EXERCISE OBJECTIVE — Write out the listing again with each "callout-time" changed to "callout-date" and nothing else altered, leaving out the pictures.

ENTRIES SUPPLIED —
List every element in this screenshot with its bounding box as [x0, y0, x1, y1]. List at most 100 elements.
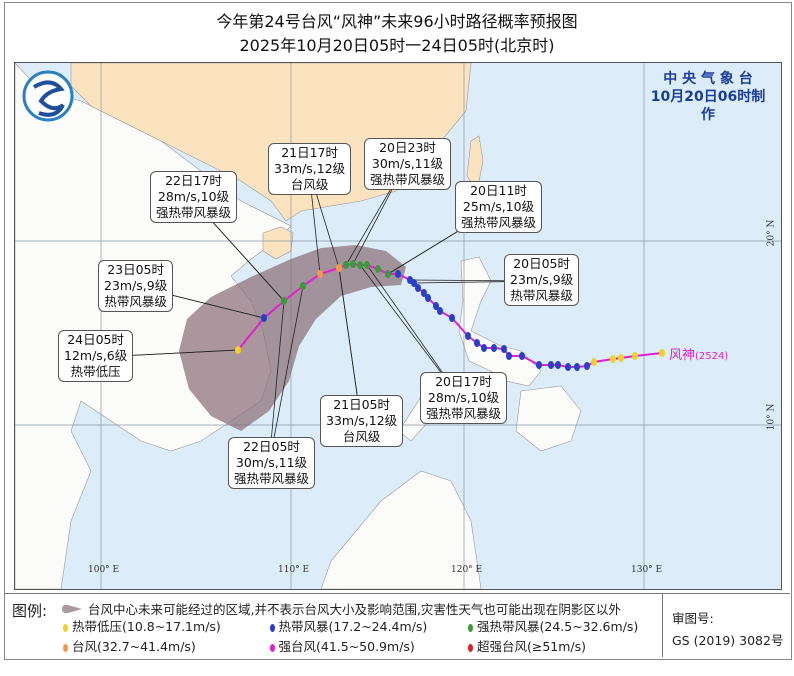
track-point-tropical-storm: [506, 352, 512, 360]
track-point-tropical-storm: [261, 314, 267, 322]
callout-wind: 30m/s,11级: [371, 156, 444, 171]
track-point-tropical-storm: [433, 302, 439, 310]
legend-cone-text: 台风中心未来可能经过的区域,并不表示台风大小及影响范围,灾害性天气也可能出现在阴…: [87, 602, 621, 617]
callout-time: 20日05时: [513, 256, 571, 271]
callout-time: 24日05时: [67, 332, 125, 347]
forecast-callout: 21日05时 33m/s,12级 台风级: [320, 395, 404, 447]
callout-level: 台风级: [290, 177, 329, 192]
track-point-severe-tropical-storm: [385, 270, 391, 278]
forecast-callout: 22日05时 30m/s,11级 强热带风暴级: [228, 437, 316, 489]
track-point-tropical-storm: [536, 361, 542, 369]
leader-line: [268, 300, 285, 465]
borneo-land: [320, 470, 482, 589]
legend-dot-icon: [468, 623, 473, 632]
track-point-severe-tropical-storm: [364, 261, 370, 269]
lon-label-100: 100° E: [88, 565, 120, 575]
callout-level: 热带风暴级: [104, 294, 167, 309]
track-point-tropical-depression: [591, 358, 597, 366]
track-point-tropical-depression: [235, 346, 241, 354]
callout-level: 台风级: [342, 429, 381, 444]
track-point-tropical-depression: [618, 354, 624, 362]
map-subtitle: 2025年10月20日05时一24日05时(北京时): [239, 36, 555, 55]
track-point-tropical-storm: [465, 332, 471, 340]
track-point-typhoon: [317, 270, 323, 278]
taiwan-island: [466, 135, 484, 192]
legend-item: 超强台风(≥51m/s): [468, 636, 586, 655]
review-number: GS (2019) 3082号: [672, 633, 784, 648]
track-points: [235, 260, 665, 371]
track-point-severe-tropical-storm: [350, 260, 356, 268]
callout-wind: 28m/s,10级: [427, 390, 500, 405]
callout-time: 23日05时: [107, 262, 165, 277]
forecast-callout: 20日11时 25m/s,10级 强热带风暴级: [455, 181, 543, 233]
legend-item-label: 强台风(41.5~50.9m/s): [278, 639, 415, 654]
probability-cone: [179, 245, 406, 431]
forecast-callout: 22日17时 28m/s,10级 强热带风暴级: [150, 171, 238, 223]
callout-wind: 33m/s,12级: [326, 413, 398, 428]
agency-name: 中 央 气 象 台: [663, 71, 753, 87]
track-point-tropical-depression: [659, 349, 665, 357]
forecast-callout: 20日05时 23m/s,9级 热带风暴级: [504, 254, 580, 306]
track-point-tropical-storm: [481, 344, 487, 352]
agency-stamp: 中 央 气 象 台 10月20日06时制作: [648, 70, 768, 124]
callout-level: 强热带风暴级: [461, 215, 537, 230]
legend-dot-icon: [63, 623, 68, 632]
track-point-severe-tropical-storm: [375, 265, 381, 273]
callout-time: 21日05时: [333, 397, 390, 412]
legend-item: 台风(32.7~41.4m/s): [63, 636, 196, 655]
track-point-typhoon: [336, 264, 342, 272]
callout-time: 20日17时: [435, 374, 492, 389]
cone-swatch-icon: [62, 604, 82, 614]
legend-cone: 台风中心未来可能经过的区域,并不表示台风大小及影响范围,灾害性天气也可能出现在阴…: [60, 599, 621, 618]
forecast-callout: 23日05时 23m/s,9级 热带风暴级: [98, 260, 174, 312]
review-label: 审图号:: [672, 611, 714, 626]
legend-item-label: 强热带风暴(24.5~32.6m/s): [477, 619, 639, 634]
legend: 图例: 台风中心未来可能经过的区域,并不表示台风大小及影响范围,灾害性天气也可能…: [4, 593, 790, 657]
lon-label-120: 120° E: [451, 565, 483, 575]
legend-divider: [662, 594, 663, 657]
forecast-callout: 20日23时 30m/s,11级 强热带风暴级: [364, 138, 452, 190]
callout-wind: 23m/s,9级: [104, 278, 168, 293]
track-point-tropical-storm: [395, 270, 401, 278]
callout-time: 20日11时: [470, 183, 527, 198]
lon-label-130: 130° E: [631, 565, 663, 575]
typhoon-name: 风神(2524): [669, 344, 728, 363]
callout-time: 20日23时: [379, 140, 436, 155]
callout-level: 强热带风暴级: [426, 406, 502, 421]
legend-item: 强台风(41.5~50.9m/s): [269, 636, 415, 655]
track-point-tropical-storm: [425, 294, 431, 302]
legend-item: 强热带风暴(24.5~32.6m/s): [468, 616, 638, 635]
track-point-tropical-storm: [548, 361, 554, 369]
figure-frame: [4, 2, 792, 660]
track-point-severe-tropical-storm: [343, 261, 349, 269]
legend-dot-icon: [269, 623, 275, 632]
legend-dot-icon: [269, 643, 275, 652]
callout-level: 强热带风暴级: [156, 205, 232, 220]
typhoon-name-text: 风神: [669, 348, 696, 363]
callout-wind: 12m/s,6级: [64, 348, 128, 363]
legend-title: 图例:: [12, 602, 48, 620]
legend-item-label: 超强台风(≥51m/s): [477, 639, 587, 654]
legend-dot-icon: [63, 643, 68, 652]
legend-dot-icon: [468, 643, 473, 652]
track-point-tropical-storm: [415, 284, 421, 292]
callout-level: 强热带风暴级: [370, 172, 446, 187]
forecast-callout: 21日17时 33m/s,12级 台风级: [268, 143, 352, 195]
callout-level: 强热带风暴级: [234, 471, 310, 486]
legend-item-label: 热带低压(10.8~17.1m/s): [72, 619, 221, 634]
callout-level: 热带风暴级: [510, 288, 573, 303]
callout-time: 22日05时: [243, 439, 300, 454]
legend-item-label: 热带风暴(17.2~24.4m/s): [278, 619, 428, 634]
lon-label-110: 110° E: [278, 565, 310, 575]
callout-wind: 30m/s,11级: [235, 455, 308, 470]
callout-wind: 33m/s,12级: [274, 161, 346, 176]
track-point-severe-tropical-storm: [281, 297, 287, 305]
callout-time: 22日17时: [165, 173, 222, 188]
cma-logo: [22, 70, 74, 122]
track-point-tropical-storm: [555, 361, 561, 369]
track-point-tropical-storm: [474, 339, 480, 347]
leader-line: [268, 285, 304, 465]
lat-label-10: 10° N: [766, 403, 777, 431]
track-point-tropical-depression: [632, 352, 638, 360]
track-point-tropical-storm: [574, 363, 580, 371]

THE RESULT —
List every element in this screenshot with its bounding box as [x0, y0, x1, y1]. List at most 100 elements.
track-point-tropical-storm: [506, 352, 512, 360]
track-point-tropical-storm: [261, 314, 267, 322]
callout-wind: 30m/s,11级: [371, 156, 444, 171]
track-point-tropical-storm: [433, 302, 439, 310]
legend-cone-text: 台风中心未来可能经过的区域,并不表示台风大小及影响范围,灾害性天气也可能出现在阴…: [87, 602, 621, 617]
callout-date: 20日05时: [513, 256, 571, 271]
callout-date: 24日05时: [67, 332, 125, 347]
forecast-callout: 21日05时 33m/s,12级 台风级: [320, 395, 404, 447]
callout-level: 台风级: [290, 177, 329, 192]
track-point-severe-tropical-storm: [385, 270, 391, 278]
forecast-callout: 22日05时 30m/s,11级 强热带风暴级: [228, 437, 316, 489]
track-point-tropical-storm: [536, 361, 542, 369]
leader-line: [268, 300, 285, 465]
borneo-land: [320, 470, 482, 589]
legend-dot-icon: [468, 623, 473, 632]
track-point-severe-tropical-storm: [364, 261, 370, 269]
lon-label-100: 100° E: [88, 565, 120, 575]
callout-level: 热带风暴级: [104, 294, 167, 309]
track-point-tropical-depression: [591, 358, 597, 366]
track-point-tropical-depression: [235, 346, 241, 354]
callout-level: 台风级: [342, 429, 381, 444]
track-point-tropical-depression: [618, 354, 624, 362]
map-subtitle: 2025年10月20日05时一24日05时(北京时): [239, 36, 555, 55]
track-point-tropical-storm: [465, 332, 471, 340]
track-point-typhoon: [317, 270, 323, 278]
taiwan-island: [466, 135, 484, 192]
legend-item: 超强台风(≥51m/s): [468, 636, 586, 655]
review-number: GS (2019) 3082号: [672, 633, 784, 648]
track-points: [235, 260, 665, 371]
track-point-severe-tropical-storm: [350, 260, 356, 268]
callout-wind: 28m/s,10级: [427, 390, 500, 405]
callout-date: 23日05时: [107, 262, 165, 277]
forecast-callout: 20日11时 25m/s,10级 强热带风暴级: [455, 181, 543, 233]
legend-item-label: 强台风(41.5~50.9m/s): [278, 639, 415, 654]
probability-cone: [179, 245, 406, 431]
forecast-callout: 22日17时 28m/s,10级 强热带风暴级: [150, 171, 238, 223]
callout-wind: 33m/s,12级: [326, 413, 398, 428]
agency-name: 中 央 气 象 台: [663, 71, 753, 87]
track-point-tropical-depression: [659, 349, 665, 357]
forecast-callout: 20日05时 23m/s,9级 热带风暴级: [504, 254, 580, 306]
track-point-tropical-storm: [481, 344, 487, 352]
agency-stamp: 中 央 气 象 台 10月20日06时制作: [648, 70, 768, 124]
callout-level: 强热带风暴级: [461, 215, 537, 230]
legend-dot-icon: [63, 623, 68, 632]
track-point-severe-tropical-storm: [375, 265, 381, 273]
callout-date: 21日05时: [333, 397, 390, 412]
legend-item: 台风(32.7~41.4m/s): [63, 636, 196, 655]
track-point-typhoon: [336, 264, 342, 272]
callout-date: 20日17时: [435, 374, 492, 389]
cone-swatch-icon: [62, 604, 82, 614]
legend-cone: 台风中心未来可能经过的区域,并不表示台风大小及影响范围,灾害性天气也可能出现在阴…: [60, 599, 621, 618]
forecast-callout: 23日05时 23m/s,9级 热带风暴级: [98, 260, 174, 312]
review-label: 审图号:: [672, 611, 714, 626]
legend-item-label: 强热带风暴(24.5~32.6m/s): [477, 619, 639, 634]
legend: 图例: 台风中心未来可能经过的区域,并不表示台风大小及影响范围,灾害性天气也可能…: [4, 593, 790, 657]
lon-label-120: 120° E: [451, 565, 483, 575]
legend-divider: [662, 594, 663, 657]
forecast-callout: 20日23时 30m/s,11级 强热带风暴级: [364, 138, 452, 190]
callout-wind: 23m/s,9级: [104, 278, 168, 293]
track-point-tropical-storm: [395, 270, 401, 278]
callout-date: 20日11时: [470, 183, 527, 198]
lon-label-130: 130° E: [631, 565, 663, 575]
typhoon-name: 风神(2524): [669, 344, 728, 363]
callout-date: 20日23时: [379, 140, 436, 155]
callout-level: 强热带风暴级: [426, 406, 502, 421]
legend-item: 强台风(41.5~50.9m/s): [269, 636, 415, 655]
track-point-tropical-storm: [425, 294, 431, 302]
legend-item: 强热带风暴(24.5~32.6m/s): [468, 616, 638, 635]
track-point-tropical-storm: [548, 361, 554, 369]
figure-frame: [4, 2, 792, 660]
track-point-severe-tropical-storm: [343, 261, 349, 269]
legend-dot-icon: [269, 623, 275, 632]
legend-dot-icon: [269, 643, 275, 652]
callout-level: 强热带风暴级: [156, 205, 232, 220]
typhoon-name-text: 风神: [669, 348, 696, 363]
callout-wind: 12m/s,6级: [64, 348, 128, 363]
legend-title: 图例:: [12, 602, 48, 620]
legend-item-label: 超强台风(≥51m/s): [477, 639, 587, 654]
legend-dot-icon: [63, 643, 68, 652]
legend-dot-icon: [468, 643, 473, 652]
track-point-tropical-storm: [415, 284, 421, 292]
callout-level: 强热带风暴级: [370, 172, 446, 187]
forecast-callout: 21日17时 33m/s,12级 台风级: [268, 143, 352, 195]
callout-level: 强热带风暴级: [234, 471, 310, 486]
legend-item-label: 热带低压(10.8~17.1m/s): [72, 619, 221, 634]
callout-level: 热带风暴级: [510, 288, 573, 303]
callout-date: 22日05时: [243, 439, 300, 454]
legend-item-label: 热带风暴(17.2~24.4m/s): [278, 619, 428, 634]
lon-label-110: 110° E: [278, 565, 310, 575]
callout-wind: 30m/s,11级: [235, 455, 308, 470]
callout-wind: 33m/s,12级: [274, 161, 346, 176]
track-point-severe-tropical-storm: [281, 297, 287, 305]
callout-date: 22日17时: [165, 173, 222, 188]
cma-logo: [22, 70, 74, 122]
track-point-tropical-storm: [555, 361, 561, 369]
track-point-tropical-storm: [474, 339, 480, 347]
leader-line: [268, 285, 304, 465]
lat-label-10: 10° N: [766, 403, 777, 431]
track-point-tropical-depression: [632, 352, 638, 360]
track-point-tropical-storm: [574, 363, 580, 371]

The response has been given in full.